Provided records:
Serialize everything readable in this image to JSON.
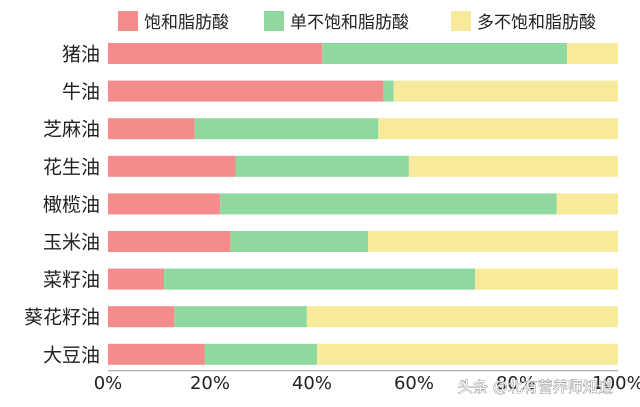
{
  "chart_data": {
    "type": "bar",
    "orientation": "horizontal",
    "stacked": true,
    "categories": [
      "猪油",
      "牛油",
      "芝麻油",
      "花生油",
      "橄榄油",
      "玉米油",
      "菜籽油",
      "葵花籽油",
      "大豆油"
    ],
    "series": [
      {
        "name": "饱和脂肪酸",
        "color": "#f58c8c",
        "values": [
          42,
          54,
          17,
          25,
          22,
          24,
          11,
          13,
          19
        ]
      },
      {
        "name": "单不饱和脂肪酸",
        "color": "#8fd9a0",
        "values": [
          48,
          2,
          36,
          34,
          66,
          27,
          61,
          26,
          22
        ]
      },
      {
        "name": "多不饱和脂肪酸",
        "color": "#f7ea9a",
        "values": [
          10,
          44,
          47,
          41,
          12,
          49,
          28,
          61,
          59
        ]
      }
    ],
    "x_ticks": [
      "0%",
      "20%",
      "40%",
      "60%",
      "80%",
      "100%"
    ],
    "xlim": [
      0,
      100
    ],
    "grid": false,
    "legend_position": "top"
  },
  "watermark": {
    "text": "头条 @北有营养师知道",
    "icon": "at-sign-icon"
  }
}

Task directions:
Every record above should be written out again exactly; the pictures stay out of the copy.

Final answer:
Serialize everything readable in this image to JSON.
{
  "chart_data": {
    "type": "bar",
    "orientation": "horizontal",
    "stacked": true,
    "categories": [
      "猪油",
      "牛油",
      "芝麻油",
      "花生油",
      "橄榄油",
      "玉米油",
      "菜籽油",
      "葵花籽油",
      "大豆油"
    ],
    "series": [
      {
        "name": "饱和脂肪酸",
        "color": "#f58c8c",
        "values": [
          42,
          54,
          17,
          25,
          22,
          24,
          11,
          13,
          19
        ]
      },
      {
        "name": "单不饱和脂肪酸",
        "color": "#8fd9a0",
        "values": [
          48,
          2,
          36,
          34,
          66,
          27,
          61,
          26,
          22
        ]
      },
      {
        "name": "多不饱和脂肪酸",
        "color": "#f7ea9a",
        "values": [
          10,
          44,
          47,
          41,
          12,
          49,
          28,
          61,
          59
        ]
      }
    ],
    "x_ticks": [
      "0%",
      "20%",
      "40%",
      "60%",
      "80%",
      "100%"
    ],
    "xlim": [
      0,
      100
    ],
    "grid": false,
    "legend_position": "top"
  },
  "watermark": {
    "text": "头条 @北有营养师知道",
    "icon": "at-sign-icon"
  }
}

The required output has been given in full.